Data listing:
________________________________________

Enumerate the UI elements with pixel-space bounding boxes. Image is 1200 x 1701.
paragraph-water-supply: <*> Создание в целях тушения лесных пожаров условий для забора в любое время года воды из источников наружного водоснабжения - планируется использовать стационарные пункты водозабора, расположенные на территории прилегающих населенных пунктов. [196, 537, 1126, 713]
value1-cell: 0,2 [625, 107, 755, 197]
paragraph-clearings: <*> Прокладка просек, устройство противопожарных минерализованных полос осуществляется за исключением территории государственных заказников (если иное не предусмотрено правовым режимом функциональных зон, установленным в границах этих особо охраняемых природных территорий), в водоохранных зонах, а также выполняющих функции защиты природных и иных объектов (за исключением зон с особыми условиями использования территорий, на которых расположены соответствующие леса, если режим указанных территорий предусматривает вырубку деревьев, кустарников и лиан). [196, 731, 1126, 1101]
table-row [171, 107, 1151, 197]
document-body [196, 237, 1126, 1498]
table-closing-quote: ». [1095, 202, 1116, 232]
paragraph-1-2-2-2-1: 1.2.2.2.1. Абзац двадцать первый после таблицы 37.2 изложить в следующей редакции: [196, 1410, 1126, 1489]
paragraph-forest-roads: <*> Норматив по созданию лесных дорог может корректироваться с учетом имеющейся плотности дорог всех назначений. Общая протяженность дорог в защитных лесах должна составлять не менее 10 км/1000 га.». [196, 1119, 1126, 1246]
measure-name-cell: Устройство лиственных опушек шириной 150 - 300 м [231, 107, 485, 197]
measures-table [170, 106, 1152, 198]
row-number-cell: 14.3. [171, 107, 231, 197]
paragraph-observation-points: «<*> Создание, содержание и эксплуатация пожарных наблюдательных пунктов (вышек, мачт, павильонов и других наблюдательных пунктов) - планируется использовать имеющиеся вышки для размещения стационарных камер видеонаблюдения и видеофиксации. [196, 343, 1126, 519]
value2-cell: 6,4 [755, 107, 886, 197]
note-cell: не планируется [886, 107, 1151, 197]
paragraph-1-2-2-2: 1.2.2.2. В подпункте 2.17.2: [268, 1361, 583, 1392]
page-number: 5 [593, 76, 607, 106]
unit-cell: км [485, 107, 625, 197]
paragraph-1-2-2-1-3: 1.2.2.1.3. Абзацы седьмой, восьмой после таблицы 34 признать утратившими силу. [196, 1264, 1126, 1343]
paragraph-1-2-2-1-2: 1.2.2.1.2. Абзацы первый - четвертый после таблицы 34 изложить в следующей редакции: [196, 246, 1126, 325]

________________________________________

Objective> List the rows from the start through the one containing "paragraph-water-supply: <*> Создание" as a numbered list, leaving out any blank lines.

Answer to this task>
1. Enumerate the UI elements with pixel-space bounding boxes. Image is 1200 x 1701.
2. paragraph-water-supply: <*> Создание в целях тушения лесных пожаров условий для забора в любое время года воды из источников наружного водоснабжения - планируется использовать стационарные пункты водозабора, расположенные на территории прилегающих населенных пунктов. [196, 537, 1126, 713]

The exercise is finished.